— begin Supplied records —

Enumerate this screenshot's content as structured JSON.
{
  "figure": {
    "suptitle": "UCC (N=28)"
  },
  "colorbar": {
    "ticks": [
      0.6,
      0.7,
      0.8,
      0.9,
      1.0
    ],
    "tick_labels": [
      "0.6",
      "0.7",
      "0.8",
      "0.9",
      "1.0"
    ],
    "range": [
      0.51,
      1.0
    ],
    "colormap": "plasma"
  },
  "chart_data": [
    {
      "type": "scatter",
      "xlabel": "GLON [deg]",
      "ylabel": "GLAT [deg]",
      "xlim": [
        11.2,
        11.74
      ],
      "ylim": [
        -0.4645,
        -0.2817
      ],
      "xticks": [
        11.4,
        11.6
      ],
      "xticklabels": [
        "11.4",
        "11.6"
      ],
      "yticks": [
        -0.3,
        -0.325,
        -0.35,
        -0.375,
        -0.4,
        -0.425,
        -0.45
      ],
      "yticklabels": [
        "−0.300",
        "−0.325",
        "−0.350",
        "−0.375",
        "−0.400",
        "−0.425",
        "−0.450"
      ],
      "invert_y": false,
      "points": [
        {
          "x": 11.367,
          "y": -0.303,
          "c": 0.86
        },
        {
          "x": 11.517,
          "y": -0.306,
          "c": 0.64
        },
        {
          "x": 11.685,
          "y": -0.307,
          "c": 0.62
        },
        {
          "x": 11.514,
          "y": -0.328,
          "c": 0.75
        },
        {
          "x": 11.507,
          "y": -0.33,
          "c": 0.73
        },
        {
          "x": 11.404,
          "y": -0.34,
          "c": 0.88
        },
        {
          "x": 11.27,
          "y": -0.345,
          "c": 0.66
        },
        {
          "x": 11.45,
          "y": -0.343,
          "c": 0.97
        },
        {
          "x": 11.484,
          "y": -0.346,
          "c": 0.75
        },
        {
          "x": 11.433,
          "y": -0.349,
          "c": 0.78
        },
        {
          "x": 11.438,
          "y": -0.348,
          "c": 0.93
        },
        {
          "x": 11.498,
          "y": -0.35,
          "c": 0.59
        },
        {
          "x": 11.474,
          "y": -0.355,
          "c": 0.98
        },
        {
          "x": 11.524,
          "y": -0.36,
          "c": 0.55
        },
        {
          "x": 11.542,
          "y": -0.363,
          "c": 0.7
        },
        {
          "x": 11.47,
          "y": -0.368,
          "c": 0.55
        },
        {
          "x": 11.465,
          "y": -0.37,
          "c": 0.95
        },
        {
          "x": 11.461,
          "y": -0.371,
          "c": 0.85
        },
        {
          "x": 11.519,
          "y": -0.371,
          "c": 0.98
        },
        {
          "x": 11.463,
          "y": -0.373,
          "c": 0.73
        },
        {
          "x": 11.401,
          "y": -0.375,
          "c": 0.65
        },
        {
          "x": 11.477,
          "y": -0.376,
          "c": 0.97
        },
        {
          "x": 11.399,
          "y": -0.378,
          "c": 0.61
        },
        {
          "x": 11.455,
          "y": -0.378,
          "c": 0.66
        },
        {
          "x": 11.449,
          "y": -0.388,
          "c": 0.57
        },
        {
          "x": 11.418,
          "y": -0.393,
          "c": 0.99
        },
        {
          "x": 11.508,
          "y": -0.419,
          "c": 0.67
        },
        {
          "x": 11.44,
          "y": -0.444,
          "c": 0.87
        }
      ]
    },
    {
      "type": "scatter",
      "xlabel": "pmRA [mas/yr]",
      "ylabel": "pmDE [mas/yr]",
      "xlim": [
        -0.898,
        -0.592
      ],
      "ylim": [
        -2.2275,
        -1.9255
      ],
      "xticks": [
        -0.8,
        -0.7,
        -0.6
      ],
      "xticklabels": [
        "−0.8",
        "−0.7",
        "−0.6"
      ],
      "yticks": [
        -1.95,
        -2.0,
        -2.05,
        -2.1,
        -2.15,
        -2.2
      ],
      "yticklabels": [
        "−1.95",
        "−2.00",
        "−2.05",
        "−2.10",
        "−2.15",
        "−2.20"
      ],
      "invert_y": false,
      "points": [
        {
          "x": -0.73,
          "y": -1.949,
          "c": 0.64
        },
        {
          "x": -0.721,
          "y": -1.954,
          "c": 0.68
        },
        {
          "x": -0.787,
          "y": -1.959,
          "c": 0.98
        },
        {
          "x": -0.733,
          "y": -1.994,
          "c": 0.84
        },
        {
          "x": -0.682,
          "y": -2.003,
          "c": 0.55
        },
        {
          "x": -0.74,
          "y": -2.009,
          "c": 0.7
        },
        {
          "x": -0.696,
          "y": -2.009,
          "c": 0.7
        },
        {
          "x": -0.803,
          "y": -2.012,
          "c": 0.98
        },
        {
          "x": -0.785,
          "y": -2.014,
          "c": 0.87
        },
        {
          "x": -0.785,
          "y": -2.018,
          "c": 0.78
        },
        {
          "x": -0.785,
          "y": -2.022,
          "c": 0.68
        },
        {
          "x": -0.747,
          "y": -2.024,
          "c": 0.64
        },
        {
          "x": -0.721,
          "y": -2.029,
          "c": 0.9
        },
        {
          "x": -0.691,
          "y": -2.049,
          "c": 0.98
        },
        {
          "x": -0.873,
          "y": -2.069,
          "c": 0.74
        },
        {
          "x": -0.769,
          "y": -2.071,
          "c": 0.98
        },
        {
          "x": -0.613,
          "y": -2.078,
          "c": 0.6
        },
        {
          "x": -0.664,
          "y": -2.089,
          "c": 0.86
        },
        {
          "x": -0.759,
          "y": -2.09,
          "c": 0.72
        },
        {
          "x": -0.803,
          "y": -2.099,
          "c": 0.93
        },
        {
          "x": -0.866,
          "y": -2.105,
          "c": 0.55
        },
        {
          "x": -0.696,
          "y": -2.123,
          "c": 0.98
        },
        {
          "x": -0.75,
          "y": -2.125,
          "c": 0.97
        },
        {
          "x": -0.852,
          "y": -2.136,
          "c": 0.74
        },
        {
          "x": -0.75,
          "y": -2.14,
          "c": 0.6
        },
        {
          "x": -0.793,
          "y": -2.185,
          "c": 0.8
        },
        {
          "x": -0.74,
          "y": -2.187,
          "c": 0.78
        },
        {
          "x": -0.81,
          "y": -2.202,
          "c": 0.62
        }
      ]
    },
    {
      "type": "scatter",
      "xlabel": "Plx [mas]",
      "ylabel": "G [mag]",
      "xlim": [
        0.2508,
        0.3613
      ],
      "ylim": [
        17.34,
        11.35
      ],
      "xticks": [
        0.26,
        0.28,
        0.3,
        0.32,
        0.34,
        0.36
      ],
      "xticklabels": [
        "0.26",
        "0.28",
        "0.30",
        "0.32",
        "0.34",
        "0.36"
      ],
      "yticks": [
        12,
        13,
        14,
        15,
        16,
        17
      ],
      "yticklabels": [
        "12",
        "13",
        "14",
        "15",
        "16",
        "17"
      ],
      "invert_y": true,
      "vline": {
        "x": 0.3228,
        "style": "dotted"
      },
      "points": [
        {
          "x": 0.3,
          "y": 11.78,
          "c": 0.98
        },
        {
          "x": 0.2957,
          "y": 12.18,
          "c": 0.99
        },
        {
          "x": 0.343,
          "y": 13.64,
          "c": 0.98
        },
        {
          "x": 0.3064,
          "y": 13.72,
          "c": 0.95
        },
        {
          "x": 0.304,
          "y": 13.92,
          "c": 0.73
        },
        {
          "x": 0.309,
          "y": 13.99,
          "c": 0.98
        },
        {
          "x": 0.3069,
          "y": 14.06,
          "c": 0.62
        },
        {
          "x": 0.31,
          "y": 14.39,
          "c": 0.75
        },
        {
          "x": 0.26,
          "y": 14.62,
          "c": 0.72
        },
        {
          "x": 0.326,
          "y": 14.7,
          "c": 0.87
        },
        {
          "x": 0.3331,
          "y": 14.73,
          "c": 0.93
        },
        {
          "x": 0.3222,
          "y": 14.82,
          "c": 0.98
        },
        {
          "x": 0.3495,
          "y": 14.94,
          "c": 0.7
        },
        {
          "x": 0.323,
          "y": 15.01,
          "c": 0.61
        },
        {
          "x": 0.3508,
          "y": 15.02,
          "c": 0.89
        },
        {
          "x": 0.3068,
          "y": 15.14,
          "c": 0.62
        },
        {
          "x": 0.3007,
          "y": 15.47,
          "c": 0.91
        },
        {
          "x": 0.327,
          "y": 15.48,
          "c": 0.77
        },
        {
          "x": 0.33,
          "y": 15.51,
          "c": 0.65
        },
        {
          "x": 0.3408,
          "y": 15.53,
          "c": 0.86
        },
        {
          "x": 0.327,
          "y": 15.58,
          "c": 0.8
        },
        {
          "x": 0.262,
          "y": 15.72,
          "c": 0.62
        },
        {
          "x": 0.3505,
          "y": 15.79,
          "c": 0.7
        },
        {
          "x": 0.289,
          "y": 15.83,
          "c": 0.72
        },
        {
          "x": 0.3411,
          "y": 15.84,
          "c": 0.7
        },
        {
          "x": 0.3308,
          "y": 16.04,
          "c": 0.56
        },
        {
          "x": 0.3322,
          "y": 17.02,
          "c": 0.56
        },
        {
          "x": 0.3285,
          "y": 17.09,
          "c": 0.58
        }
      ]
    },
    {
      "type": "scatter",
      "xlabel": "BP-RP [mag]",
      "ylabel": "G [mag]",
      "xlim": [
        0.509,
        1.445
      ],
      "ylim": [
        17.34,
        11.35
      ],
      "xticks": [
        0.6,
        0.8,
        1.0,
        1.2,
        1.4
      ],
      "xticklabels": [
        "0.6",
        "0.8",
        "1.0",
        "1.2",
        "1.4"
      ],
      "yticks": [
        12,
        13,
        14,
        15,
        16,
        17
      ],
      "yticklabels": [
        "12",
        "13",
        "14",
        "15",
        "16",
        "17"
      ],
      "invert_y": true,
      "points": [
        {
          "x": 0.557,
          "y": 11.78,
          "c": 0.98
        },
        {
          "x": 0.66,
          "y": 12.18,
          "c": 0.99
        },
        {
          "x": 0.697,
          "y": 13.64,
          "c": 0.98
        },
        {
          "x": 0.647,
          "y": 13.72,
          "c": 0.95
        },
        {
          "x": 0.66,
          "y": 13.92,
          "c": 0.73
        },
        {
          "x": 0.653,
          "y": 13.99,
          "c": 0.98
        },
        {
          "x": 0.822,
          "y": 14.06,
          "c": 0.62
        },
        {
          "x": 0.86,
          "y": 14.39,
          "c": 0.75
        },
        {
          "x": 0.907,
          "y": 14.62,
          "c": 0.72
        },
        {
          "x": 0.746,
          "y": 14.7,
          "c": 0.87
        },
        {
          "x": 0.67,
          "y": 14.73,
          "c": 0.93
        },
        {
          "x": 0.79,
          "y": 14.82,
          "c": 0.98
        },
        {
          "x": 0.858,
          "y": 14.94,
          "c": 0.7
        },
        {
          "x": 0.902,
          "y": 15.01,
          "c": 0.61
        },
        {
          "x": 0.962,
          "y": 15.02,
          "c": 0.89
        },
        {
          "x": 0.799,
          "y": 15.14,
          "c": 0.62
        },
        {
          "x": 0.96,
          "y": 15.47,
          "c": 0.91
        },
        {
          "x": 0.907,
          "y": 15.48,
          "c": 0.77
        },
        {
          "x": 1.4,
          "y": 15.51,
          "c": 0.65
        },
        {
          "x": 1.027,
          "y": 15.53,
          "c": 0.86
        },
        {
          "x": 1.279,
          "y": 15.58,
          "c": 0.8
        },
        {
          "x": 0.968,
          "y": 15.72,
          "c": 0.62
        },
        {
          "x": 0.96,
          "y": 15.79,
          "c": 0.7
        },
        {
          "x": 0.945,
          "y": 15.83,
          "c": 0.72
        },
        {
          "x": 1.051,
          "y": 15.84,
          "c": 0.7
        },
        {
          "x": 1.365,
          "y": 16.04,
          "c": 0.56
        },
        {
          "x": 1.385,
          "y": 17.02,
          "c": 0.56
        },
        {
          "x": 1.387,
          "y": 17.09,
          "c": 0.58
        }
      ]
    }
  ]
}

— end Supplied records —

** To be done **
In the entries above, identify every line with the word "xlabel". Copy those lines.

** Exercise output **
      "xlabel": "GLON [deg]",
      "xlabel": "pmRA [mas/yr]",
      "xlabel": "Plx [mas]",
      "xlabel": "BP-RP [mag]",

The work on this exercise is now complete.